_Given request_
Copy every line from the records below that holds the word "Okinimesu".

_Supplied records_

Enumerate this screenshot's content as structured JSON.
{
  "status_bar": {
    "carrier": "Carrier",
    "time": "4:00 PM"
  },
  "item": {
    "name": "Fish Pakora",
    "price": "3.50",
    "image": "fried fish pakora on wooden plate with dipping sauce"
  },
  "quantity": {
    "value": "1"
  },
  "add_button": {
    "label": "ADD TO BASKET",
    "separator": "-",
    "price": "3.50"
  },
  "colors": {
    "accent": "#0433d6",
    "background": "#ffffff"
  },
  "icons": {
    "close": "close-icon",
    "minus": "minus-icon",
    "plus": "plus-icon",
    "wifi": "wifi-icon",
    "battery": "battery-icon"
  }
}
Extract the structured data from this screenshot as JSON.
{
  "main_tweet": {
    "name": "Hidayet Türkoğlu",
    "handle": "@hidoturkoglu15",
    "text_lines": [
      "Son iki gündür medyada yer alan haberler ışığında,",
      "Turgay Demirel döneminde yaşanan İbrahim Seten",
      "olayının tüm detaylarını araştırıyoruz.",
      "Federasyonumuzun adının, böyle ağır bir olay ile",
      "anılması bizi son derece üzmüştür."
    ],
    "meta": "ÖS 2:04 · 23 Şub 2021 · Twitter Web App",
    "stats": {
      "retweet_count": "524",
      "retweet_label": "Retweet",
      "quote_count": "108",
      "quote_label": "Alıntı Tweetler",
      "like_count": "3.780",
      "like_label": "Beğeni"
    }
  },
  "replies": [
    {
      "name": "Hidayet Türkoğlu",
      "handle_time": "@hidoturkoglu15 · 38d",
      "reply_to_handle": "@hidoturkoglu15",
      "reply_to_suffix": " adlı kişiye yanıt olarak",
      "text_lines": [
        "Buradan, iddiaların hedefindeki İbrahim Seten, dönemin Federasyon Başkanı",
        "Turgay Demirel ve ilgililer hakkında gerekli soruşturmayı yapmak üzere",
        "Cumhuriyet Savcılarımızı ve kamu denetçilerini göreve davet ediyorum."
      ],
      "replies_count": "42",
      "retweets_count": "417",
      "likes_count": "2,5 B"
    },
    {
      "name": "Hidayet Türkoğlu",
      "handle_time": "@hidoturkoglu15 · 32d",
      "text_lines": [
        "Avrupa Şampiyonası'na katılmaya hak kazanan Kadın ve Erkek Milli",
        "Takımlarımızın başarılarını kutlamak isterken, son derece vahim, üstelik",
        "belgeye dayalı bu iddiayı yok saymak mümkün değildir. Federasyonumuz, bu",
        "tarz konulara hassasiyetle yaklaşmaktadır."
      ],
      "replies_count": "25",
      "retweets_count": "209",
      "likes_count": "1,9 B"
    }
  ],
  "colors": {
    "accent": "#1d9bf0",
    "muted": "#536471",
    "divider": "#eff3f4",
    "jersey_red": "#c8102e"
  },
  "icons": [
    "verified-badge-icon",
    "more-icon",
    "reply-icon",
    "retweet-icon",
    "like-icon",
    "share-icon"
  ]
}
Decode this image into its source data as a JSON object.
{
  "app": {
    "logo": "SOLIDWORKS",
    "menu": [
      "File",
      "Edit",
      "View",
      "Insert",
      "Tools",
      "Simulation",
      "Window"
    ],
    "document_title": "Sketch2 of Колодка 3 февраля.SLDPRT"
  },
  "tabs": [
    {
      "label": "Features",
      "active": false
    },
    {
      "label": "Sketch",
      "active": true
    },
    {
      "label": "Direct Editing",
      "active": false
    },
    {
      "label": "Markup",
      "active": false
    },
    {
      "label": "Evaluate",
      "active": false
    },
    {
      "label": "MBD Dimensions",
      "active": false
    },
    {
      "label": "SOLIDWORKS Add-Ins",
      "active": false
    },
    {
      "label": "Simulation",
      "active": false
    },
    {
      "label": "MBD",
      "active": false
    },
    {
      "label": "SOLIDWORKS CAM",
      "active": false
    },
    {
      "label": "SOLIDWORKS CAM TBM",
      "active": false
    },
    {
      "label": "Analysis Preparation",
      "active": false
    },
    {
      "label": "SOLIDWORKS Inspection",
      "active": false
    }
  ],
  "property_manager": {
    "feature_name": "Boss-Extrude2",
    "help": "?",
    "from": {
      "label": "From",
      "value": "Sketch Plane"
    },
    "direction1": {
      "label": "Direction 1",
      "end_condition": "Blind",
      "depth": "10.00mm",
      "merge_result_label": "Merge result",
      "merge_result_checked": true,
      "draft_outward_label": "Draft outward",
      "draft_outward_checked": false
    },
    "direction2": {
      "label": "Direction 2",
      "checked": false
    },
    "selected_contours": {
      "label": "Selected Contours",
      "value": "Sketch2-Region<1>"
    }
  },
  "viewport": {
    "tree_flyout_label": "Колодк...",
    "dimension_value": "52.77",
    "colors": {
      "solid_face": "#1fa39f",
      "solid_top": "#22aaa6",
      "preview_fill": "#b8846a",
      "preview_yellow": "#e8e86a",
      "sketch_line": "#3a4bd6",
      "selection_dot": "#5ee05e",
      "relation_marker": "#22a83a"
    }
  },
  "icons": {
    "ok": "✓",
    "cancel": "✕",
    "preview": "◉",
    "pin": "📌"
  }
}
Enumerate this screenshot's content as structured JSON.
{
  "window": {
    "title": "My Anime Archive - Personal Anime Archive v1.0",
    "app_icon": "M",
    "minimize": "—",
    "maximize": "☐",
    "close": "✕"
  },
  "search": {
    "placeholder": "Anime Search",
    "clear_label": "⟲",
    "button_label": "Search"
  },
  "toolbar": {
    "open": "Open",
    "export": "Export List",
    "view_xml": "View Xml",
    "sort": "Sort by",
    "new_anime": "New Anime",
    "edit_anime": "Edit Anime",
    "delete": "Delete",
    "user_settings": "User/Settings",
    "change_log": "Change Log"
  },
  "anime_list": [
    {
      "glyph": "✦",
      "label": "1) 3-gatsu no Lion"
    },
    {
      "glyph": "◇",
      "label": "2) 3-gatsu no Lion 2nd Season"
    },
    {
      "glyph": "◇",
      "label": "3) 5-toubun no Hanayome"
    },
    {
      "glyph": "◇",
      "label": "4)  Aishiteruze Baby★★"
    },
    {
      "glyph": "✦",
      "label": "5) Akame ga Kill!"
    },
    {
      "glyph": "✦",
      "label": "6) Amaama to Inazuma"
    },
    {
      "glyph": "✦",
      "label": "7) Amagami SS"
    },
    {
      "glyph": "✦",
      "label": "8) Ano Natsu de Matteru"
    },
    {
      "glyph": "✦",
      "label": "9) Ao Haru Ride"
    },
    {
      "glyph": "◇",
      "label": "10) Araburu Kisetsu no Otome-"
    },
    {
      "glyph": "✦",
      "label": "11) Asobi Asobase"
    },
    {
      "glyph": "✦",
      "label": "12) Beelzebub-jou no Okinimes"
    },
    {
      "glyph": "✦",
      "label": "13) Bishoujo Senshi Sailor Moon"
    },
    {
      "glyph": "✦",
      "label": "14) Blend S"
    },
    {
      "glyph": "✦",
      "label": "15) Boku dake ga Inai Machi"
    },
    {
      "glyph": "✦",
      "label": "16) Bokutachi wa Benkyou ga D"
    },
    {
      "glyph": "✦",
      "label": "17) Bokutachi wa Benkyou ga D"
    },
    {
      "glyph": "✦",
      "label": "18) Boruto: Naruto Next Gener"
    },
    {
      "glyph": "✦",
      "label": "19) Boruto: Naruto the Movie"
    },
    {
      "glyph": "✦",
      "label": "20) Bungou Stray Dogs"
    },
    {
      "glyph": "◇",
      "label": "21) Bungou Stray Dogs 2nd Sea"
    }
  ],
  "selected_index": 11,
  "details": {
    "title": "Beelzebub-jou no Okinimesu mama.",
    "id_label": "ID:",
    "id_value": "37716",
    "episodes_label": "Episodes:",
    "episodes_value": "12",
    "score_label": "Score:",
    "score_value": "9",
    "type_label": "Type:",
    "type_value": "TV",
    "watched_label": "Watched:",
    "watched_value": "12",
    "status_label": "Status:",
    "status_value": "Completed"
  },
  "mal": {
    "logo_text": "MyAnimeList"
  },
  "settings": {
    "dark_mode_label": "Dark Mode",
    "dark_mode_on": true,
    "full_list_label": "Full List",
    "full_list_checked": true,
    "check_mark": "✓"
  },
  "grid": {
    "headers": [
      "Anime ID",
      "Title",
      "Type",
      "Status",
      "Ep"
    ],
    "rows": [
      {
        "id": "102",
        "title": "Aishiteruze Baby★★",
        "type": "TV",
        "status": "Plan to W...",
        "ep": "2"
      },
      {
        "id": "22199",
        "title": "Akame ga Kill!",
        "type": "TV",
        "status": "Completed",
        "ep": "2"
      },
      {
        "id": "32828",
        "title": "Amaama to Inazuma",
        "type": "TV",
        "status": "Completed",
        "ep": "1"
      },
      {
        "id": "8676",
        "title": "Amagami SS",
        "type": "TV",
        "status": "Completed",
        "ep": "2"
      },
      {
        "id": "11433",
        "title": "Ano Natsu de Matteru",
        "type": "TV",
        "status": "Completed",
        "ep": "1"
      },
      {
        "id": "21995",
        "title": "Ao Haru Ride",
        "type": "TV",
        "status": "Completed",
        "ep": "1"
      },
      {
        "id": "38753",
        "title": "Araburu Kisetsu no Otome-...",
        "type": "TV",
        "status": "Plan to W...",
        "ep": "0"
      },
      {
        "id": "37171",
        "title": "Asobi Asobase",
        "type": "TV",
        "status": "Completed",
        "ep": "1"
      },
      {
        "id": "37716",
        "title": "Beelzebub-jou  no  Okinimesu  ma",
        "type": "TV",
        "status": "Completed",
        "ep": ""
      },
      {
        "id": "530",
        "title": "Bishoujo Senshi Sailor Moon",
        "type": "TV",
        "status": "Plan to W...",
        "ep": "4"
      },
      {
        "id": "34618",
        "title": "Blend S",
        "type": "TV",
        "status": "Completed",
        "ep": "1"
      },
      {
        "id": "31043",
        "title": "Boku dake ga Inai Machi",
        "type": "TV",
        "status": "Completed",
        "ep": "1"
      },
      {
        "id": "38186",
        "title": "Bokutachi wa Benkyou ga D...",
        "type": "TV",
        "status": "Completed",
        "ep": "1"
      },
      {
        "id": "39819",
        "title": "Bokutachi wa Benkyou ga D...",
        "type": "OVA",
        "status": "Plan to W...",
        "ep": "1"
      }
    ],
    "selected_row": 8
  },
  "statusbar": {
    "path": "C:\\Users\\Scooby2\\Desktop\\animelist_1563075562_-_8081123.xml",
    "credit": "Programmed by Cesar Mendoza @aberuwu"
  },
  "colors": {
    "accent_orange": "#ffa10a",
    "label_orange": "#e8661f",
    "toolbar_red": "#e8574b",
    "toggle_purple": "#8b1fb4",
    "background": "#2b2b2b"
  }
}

_Answer to this problem_
    "title": "Beelzebub-jou no Okinimesu mama.",
        "title": "Beelzebub-jou  no  Okinimesu  ma",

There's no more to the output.